Directions: From the listing, collect all lines containing the word "ylabel".

Exercise data:

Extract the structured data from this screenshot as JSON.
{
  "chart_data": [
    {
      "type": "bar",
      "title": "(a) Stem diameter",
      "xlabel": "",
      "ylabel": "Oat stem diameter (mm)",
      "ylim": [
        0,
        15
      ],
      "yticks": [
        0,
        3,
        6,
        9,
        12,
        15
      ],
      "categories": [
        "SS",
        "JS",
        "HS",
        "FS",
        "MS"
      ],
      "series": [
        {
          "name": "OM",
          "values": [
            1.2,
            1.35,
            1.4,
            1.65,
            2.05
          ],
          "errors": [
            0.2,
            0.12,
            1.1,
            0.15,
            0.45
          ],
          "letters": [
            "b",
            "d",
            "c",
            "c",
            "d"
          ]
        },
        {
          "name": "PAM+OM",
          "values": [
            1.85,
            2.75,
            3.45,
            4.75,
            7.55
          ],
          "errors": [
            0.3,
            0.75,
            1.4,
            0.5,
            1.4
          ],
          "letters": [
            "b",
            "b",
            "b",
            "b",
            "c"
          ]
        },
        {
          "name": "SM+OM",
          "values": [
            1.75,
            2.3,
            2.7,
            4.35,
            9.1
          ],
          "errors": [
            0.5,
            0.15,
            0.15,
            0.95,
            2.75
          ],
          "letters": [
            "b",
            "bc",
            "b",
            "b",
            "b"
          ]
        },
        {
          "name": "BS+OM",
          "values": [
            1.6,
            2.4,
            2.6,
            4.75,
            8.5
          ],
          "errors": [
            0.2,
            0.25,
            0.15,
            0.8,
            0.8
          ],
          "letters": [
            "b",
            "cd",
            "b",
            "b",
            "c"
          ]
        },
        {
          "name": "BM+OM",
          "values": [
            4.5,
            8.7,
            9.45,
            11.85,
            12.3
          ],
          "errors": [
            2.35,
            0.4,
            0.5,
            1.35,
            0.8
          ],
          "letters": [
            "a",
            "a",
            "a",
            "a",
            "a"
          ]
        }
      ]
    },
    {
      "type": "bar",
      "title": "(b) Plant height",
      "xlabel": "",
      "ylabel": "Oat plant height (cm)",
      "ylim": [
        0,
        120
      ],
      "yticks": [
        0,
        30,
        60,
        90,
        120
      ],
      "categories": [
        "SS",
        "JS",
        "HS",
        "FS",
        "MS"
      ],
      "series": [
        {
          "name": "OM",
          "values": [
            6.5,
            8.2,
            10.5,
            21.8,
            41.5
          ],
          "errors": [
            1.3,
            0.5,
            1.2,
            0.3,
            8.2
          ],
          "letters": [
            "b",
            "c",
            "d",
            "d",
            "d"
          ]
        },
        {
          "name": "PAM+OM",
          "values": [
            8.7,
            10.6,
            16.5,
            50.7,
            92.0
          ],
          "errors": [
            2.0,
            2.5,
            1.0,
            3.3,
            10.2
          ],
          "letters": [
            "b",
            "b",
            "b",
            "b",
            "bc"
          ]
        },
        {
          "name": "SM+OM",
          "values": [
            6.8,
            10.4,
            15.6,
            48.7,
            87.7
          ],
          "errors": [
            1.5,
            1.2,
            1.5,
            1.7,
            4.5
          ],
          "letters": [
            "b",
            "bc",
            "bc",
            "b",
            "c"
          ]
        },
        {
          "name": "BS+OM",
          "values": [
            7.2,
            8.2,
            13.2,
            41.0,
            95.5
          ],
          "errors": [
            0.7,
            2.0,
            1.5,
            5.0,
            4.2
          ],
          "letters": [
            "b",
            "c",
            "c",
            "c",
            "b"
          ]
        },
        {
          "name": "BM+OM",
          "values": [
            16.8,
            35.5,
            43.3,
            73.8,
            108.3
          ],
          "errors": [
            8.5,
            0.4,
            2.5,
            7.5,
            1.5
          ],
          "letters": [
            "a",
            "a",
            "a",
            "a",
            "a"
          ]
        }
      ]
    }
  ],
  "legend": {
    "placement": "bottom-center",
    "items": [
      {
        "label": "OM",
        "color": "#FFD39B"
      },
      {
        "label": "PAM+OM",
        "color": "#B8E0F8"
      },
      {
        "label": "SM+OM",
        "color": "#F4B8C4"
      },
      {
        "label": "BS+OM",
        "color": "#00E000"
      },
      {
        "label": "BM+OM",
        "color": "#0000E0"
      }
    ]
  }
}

Exercise output:
      "ylabel": "Oat stem diameter (mm)",
      "ylabel": "Oat plant height (cm)",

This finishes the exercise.